AIM:
Without the pictures, output the records below word for word.

[Dataset items]
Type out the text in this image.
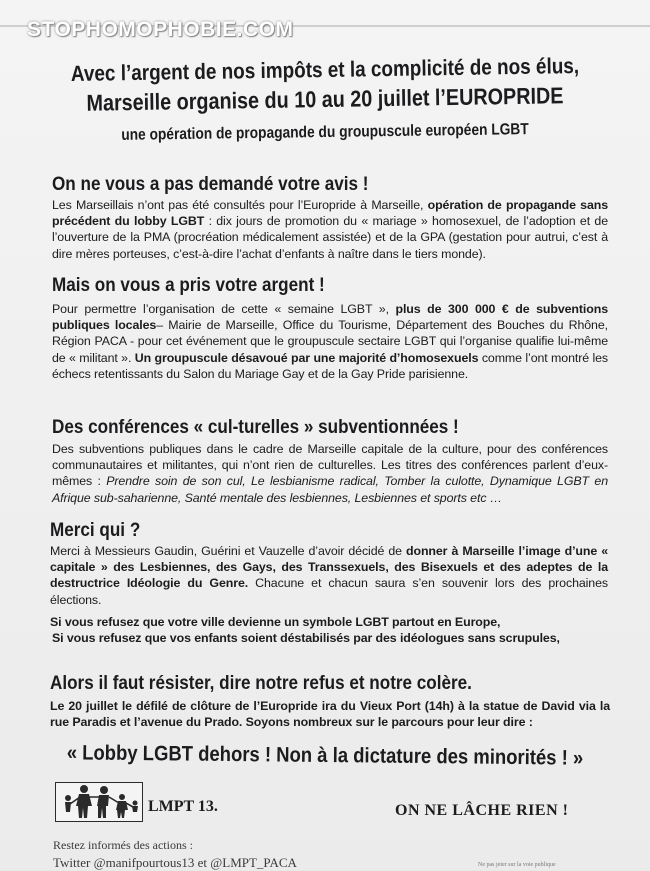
STOPHOMOPHOBIE.COM
Avec l’argent de nos impôts et la complicité de nos élus,
Marseille organise du 10 au 20 juillet l’EUROPRIDE
une opération de propagande du groupuscule européen LGBT
On ne vous a pas demandé votre avis !
Les Marseillais n’ont pas été consultés pour l’Europride à Marseille, opération de propagande sans précédent du lobby LGBT : dix jours de promotion du « mariage » homosexuel, de l’adoption et de l’ouverture de la PMA (procréation médicalement assistée) et de la GPA (gestation pour autrui, c’est à dire mères porteuses, c’est-à-dire l’achat d’enfants à naître dans le tiers monde).
Mais on vous a pris votre argent !
Pour permettre l’organisation de cette « semaine LGBT », plus de 300 000 € de subventions publiques locales– Mairie de Marseille, Office du Tourisme, Département des Bouches du Rhône, Région PACA - pour cet événement que le groupuscule sectaire LGBT qui l’organise qualifie lui-même de « militant ». Un groupuscule désavoué par une majorité d’homosexuels comme l’ont montré les échecs retentissants du Salon du Mariage Gay et de la Gay Pride parisienne.
Des conférences « cul-turelles » subventionnées !
Des subventions publiques dans le cadre de Marseille capitale de la culture, pour des conférences communautaires et militantes, qui n’ont rien de culturelles. Les titres des conférences parlent d’eux-mêmes : Prendre soin de son cul, Le lesbianisme radical, Tomber la culotte, Dynamique LGBT en Afrique sub-saharienne, Santé mentale des lesbiennes, Lesbiennes et sports etc …
Merci qui ?
Merci à Messieurs Gaudin, Guérini et Vauzelle d’avoir décidé de donner à Marseille l’image d’une « capitale » des Lesbiennes, des Gays, des Transsexuels, des Bisexuels et des adeptes de la destructrice Idéologie du Genre. Chacune et chacun saura s’en souvenir lors des prochaines élections.
Si vous refusez que votre ville devienne un symbole LGBT partout en Europe,
Si vous refusez que vos enfants soient déstabilisés par des idéologues sans scrupules,
Alors il faut résister, dire notre refus et notre colère.
Le 20 juillet le défilé de clôture de l’Europride ira du Vieux Port (14h) à la statue de David via la rue Paradis et l’avenue du Prado. Soyons nombreux sur le parcours pour leur dire :
« Lobby LGBT dehors ! Non à la dictature des minorités ! »
LMPT 13.	ON NE LÂCHE RIEN !
Restez informés des actions :
Twitter @manifpourtous13 et @LMPT_PACA	Ne pas jeter sur la voie publique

EXERCISE RESULT:
Type out the text in this image.
STOPHOMOPHOBIE.COM
Avec l’argent de nos impôts et la complicité de nos élus,
Marseille organise du 10 au 20 juillet l’EUROPRIDE
une opération de propagande du groupuscule européen LGBT
On ne vous a pas demandé votre avis !
Les Marseillais n’ont pas été consultés pour l’Europride à Marseille, opération de propagande sans précédent du lobby LGBT : dix jours de promotion du « mariage » homosexuel, de l’adoption et de l’ouverture de la PMA (procréation médicalement assistée) et de la GPA (gestation pour autrui, c’est à dire mères porteuses, c’est-à-dire l’achat d’enfants à naître dans le tiers monde).
Mais on vous a pris votre argent !
Pour permettre l’organisation de cette « semaine LGBT », plus de 300 000 € de subventions publiques locales– Mairie de Marseille, Office du Tourisme, Département des Bouches du Rhône, Région PACA - pour cet événement que le groupuscule sectaire LGBT qui l’organise qualifie lui-même de « militant ». Un groupuscule désavoué par une majorité d’homosexuels comme l’ont montré les échecs retentissants du Salon du Mariage Gay et de la Gay Pride parisienne.
Des conférences « cul-turelles » subventionnées !
Des subventions publiques dans le cadre de Marseille capitale de la culture, pour des conférences communautaires et militantes, qui n’ont rien de culturelles. Les titres des conférences parlent d’eux-mêmes : Prendre soin de son cul, Le lesbianisme radical, Tomber la culotte, Dynamique LGBT en Afrique sub-saharienne, Santé mentale des lesbiennes, Lesbiennes et sports etc …
Merci qui ?
Merci à Messieurs Gaudin, Guérini et Vauzelle d’avoir décidé de donner à Marseille l’image d’une « capitale » des Lesbiennes, des Gays, des Transsexuels, des Bisexuels et des adeptes de la destructrice Idéologie du Genre. Chacune et chacun saura s’en souvenir lors des prochaines élections.
Si vous refusez que votre ville devienne un symbole LGBT partout en Europe,
Si vous refusez que vos enfants soient déstabilisés par des idéologues sans scrupules,
Alors il faut résister, dire notre refus et notre colère.
Le 20 juillet le défilé de clôture de l’Europride ira du Vieux Port (14h) à la statue de David via la rue Paradis et l’avenue du Prado. Soyons nombreux sur le parcours pour leur dire :
« Lobby LGBT dehors ! Non à la dictature des minorités ! »
LMPT 13.	ON NE LÂCHE RIEN !
Restez informés des actions :
Twitter @manifpourtous13 et @LMPT_PACA	Ne pas jeter sur la voie publique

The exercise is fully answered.